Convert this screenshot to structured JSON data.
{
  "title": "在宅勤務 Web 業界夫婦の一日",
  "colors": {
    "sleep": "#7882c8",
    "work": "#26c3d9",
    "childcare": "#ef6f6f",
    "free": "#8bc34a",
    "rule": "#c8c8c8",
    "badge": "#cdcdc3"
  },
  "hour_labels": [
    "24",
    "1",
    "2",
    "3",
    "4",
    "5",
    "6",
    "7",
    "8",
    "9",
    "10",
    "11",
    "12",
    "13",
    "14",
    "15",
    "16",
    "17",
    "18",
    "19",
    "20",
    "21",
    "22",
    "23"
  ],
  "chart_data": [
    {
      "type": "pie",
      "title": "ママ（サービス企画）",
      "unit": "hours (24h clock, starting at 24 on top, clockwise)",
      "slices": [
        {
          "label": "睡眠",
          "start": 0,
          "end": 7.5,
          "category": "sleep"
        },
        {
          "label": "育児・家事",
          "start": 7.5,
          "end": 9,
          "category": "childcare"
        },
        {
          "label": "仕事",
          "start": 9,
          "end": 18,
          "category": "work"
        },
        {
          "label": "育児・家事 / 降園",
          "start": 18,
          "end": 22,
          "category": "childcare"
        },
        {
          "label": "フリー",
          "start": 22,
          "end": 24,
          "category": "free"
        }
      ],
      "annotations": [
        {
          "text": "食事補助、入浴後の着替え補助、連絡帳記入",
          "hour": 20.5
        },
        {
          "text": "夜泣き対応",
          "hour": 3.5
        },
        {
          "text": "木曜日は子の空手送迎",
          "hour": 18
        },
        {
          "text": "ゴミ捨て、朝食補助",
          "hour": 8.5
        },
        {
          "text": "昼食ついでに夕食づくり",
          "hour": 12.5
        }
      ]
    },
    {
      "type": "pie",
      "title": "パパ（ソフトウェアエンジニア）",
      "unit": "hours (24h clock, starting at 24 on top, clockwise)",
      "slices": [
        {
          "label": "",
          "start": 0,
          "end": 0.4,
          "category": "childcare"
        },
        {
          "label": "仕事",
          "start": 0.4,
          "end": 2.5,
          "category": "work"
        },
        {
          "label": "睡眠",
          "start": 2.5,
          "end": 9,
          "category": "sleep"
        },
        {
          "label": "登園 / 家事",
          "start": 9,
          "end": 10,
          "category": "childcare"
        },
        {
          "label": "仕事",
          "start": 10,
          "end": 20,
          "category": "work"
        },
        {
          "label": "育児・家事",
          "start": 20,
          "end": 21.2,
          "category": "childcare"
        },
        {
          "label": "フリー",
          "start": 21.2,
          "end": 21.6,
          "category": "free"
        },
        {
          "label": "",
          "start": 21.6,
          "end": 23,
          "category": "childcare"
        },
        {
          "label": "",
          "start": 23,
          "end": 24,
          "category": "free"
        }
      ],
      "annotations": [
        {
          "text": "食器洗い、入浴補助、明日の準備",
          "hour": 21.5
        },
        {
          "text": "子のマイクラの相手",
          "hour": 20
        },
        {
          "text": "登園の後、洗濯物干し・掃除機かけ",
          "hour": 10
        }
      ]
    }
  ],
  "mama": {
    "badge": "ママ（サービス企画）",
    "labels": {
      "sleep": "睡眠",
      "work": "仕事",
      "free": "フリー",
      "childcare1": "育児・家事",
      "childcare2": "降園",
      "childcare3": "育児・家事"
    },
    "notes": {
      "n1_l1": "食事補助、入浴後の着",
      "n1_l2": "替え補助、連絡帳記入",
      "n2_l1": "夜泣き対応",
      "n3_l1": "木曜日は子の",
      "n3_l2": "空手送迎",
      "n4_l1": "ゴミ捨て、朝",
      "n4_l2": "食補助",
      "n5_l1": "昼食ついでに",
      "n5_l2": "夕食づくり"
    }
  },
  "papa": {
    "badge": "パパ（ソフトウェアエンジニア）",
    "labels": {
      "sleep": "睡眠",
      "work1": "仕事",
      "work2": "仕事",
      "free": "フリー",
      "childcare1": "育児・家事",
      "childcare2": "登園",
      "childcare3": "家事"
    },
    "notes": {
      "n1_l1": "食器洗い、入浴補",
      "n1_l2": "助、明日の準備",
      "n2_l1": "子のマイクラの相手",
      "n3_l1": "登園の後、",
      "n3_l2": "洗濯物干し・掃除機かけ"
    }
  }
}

****************************************

### What to work on
Go through the listing above and pull out each line containing the word "掃除機かけ".

### Completed exercise
          "text": "登園の後、洗濯物干し・掃除機かけ",
      "n3_l2": "洗濯物干し・掃除機かけ"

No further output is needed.